It would not be an understatement to say that we caused our usual ruckus with all six of us having our picture taken with Santa, who was a good sport and infinitely patient with six crazy lunatics. You can believe me when I say that they don't pay those people nearly enough. By the time we were finished shopping, not to mention, creating the havoc that is our trademark wherever we go, and besides which, the security staff that was busily escorting us off the premises as fast as their legs would carry them, we were scouting around for some refreshments to bolster our flagging spirits. I suppose because Fortunoff's is in the same complex as The Cheesecake Factory and Morton's Steak House, they don't have their own dining facilities, so we asked them if there was a place nearby we could get some coffee or a soda. They suggested Whole Foods located handily downstairs, and when we pointed out this was a well-known chain of organic supermarkets, they assured us it also included a snack bar with chairs and tables. This sounded like it was right up our alley, so we set off in haste, and soon found ourselves standing around a small and cramped counter with a couple of bar stools, where they were serving flavored coffees and bad warm cocoa. Actually, there seemed to be a very nice and wide-ranging buffet of hot dishes and cold salad fixings, but for us, it was too late for lunch and too early for dinner, so we stuck to drinks instead, although I can personally attest that the cocoa had nothing to recommend it. All the while, we were unmercifully castigating the knaves at Fortunoff's who steered us to this dive, instead of some place where we could all sit down and relax with a snack. As we were getting ready to leave, we decided to use the bathrooms, which were located on the opposite side of the store from where we entered, and so this was the first we discovered that entire wall of the store was taken up with rows of roomy cushioned booths, cozy corner tables, and more chairs than you could shake a stick at. We didn't have a stick to shake, but we didn't need one to know that it was just the irony gods toying with us again, blast their dastardly ironic little hearts.

**Supplied entries**.
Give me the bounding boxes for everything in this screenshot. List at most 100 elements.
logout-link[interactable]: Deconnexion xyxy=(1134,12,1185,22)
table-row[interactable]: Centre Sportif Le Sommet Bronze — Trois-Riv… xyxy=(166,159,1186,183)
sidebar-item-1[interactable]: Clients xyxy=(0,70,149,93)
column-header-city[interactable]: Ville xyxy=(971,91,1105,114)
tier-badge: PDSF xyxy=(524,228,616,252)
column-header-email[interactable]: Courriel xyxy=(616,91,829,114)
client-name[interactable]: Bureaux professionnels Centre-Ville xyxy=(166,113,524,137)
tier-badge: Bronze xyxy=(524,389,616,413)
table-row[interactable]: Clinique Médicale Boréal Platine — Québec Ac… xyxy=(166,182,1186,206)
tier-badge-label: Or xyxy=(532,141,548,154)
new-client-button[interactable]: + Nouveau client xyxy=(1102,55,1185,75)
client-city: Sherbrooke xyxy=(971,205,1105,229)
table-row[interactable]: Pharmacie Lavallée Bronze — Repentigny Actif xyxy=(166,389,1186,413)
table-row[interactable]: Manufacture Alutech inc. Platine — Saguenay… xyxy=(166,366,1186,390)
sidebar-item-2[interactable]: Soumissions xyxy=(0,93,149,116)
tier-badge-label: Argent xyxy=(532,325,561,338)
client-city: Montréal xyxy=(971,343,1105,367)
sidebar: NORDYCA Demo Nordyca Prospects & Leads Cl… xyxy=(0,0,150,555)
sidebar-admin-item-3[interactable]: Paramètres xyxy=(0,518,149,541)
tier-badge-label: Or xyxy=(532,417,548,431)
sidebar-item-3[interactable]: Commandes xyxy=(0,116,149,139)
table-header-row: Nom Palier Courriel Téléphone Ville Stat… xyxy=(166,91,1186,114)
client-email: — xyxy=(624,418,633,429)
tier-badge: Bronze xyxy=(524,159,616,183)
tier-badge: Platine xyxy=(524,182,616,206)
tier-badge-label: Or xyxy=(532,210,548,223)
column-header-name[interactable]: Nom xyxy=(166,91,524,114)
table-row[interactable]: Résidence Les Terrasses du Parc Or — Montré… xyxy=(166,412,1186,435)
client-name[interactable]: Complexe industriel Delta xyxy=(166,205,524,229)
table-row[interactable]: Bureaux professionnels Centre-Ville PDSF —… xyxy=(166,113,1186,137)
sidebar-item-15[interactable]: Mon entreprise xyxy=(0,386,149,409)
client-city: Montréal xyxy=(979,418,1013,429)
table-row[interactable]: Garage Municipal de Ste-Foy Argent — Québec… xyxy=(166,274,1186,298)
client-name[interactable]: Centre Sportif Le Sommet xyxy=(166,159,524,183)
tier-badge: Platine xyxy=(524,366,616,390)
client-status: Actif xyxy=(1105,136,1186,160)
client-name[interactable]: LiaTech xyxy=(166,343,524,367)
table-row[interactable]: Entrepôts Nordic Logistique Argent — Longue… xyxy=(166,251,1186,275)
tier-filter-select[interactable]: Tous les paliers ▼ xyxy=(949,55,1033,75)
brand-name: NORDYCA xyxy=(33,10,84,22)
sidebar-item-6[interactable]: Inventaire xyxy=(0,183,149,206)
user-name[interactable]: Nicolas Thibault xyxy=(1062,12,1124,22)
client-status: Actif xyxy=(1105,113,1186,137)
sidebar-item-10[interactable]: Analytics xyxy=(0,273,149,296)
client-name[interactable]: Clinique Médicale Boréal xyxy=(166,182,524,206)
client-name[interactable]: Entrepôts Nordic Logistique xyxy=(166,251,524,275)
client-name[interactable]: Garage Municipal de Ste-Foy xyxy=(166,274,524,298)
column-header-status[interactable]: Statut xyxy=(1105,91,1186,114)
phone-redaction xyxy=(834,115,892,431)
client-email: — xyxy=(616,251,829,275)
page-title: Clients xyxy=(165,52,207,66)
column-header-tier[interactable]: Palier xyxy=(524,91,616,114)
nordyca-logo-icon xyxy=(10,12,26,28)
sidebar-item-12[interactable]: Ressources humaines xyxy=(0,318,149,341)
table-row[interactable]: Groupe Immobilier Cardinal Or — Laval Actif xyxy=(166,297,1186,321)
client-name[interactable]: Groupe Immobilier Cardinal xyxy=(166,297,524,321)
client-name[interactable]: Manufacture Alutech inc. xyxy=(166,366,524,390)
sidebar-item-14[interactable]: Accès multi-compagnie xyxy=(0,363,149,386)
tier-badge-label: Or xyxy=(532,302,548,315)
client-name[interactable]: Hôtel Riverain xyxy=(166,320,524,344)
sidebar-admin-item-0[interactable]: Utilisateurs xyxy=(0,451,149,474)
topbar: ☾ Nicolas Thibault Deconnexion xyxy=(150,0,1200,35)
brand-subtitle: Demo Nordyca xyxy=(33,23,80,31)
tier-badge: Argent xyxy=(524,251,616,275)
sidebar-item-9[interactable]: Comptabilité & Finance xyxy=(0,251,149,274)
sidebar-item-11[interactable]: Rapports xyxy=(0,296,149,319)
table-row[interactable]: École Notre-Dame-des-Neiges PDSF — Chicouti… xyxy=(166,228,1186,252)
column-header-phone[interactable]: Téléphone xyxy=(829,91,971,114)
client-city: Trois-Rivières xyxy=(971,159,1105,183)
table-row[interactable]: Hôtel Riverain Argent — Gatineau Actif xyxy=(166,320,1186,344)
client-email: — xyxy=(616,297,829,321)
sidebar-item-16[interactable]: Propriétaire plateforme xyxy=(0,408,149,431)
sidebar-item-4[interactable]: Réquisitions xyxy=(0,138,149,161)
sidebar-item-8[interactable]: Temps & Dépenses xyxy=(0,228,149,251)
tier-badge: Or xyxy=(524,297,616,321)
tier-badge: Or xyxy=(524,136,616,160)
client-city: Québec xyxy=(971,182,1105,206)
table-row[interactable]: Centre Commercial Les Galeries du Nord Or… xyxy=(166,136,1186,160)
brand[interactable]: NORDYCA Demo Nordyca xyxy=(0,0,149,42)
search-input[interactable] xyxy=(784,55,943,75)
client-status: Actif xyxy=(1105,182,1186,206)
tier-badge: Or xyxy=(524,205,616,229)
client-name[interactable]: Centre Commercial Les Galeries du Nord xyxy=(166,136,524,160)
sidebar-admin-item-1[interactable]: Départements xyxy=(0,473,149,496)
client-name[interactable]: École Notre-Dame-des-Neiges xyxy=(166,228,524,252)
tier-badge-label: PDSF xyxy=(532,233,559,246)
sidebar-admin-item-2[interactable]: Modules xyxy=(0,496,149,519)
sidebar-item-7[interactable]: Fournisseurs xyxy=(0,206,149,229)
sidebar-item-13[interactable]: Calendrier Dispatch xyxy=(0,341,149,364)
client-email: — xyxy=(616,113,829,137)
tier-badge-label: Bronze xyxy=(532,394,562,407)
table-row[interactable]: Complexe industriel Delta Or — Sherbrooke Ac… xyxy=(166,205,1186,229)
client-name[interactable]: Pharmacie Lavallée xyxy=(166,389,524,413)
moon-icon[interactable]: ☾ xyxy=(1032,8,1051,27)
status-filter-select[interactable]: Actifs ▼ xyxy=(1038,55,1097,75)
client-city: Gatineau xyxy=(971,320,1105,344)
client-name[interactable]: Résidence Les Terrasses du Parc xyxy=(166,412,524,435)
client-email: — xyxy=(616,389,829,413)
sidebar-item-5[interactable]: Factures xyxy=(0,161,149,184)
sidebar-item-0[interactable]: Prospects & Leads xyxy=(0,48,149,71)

**Assignment 1**.
Translate this sentence from the account of the Fortunoff's shopping outing into Spanish: "You can believe me when I say that they don't pay those people nearly enough."
**Assignment 2**.
Carry on the account of the Fortunoff's shopping outing from its last sentence.

**Answer area 1**.
Puedes creerme cuando digo que a esas personas no les pagan ni de lejos lo suficiente.

**Answer area 2**.
After that, our friends took to the roads for the long drive north, and we returned home tired but happy, and don't think that I don't have the pictures to prove it. In ritualistic fashion, this annual excursion kicks off the holiday season for us in fine style, so now we're as ready as we'll ever be for the jolly old elf in the red suit, and I don't mean The Flash, although there's no denying that it would be handy to have someone around the house who could do things at supersonic speed, what with Christmas a mere five weeks away. (Gadzooks!) It certainly does seem that every year, the merry-go-round spins faster, and I must have lost a step or two over time, because it always seems harder and harder to keep up. So I'd better hop aboard the holiday caravan before it pulls out of the station, since I've got an awful lot to do before the reindeers fly, and I already know that I can't count on The Flash to help me out. After all, those clothespin and pipe cleaner donkeys don't just make themselves, you know.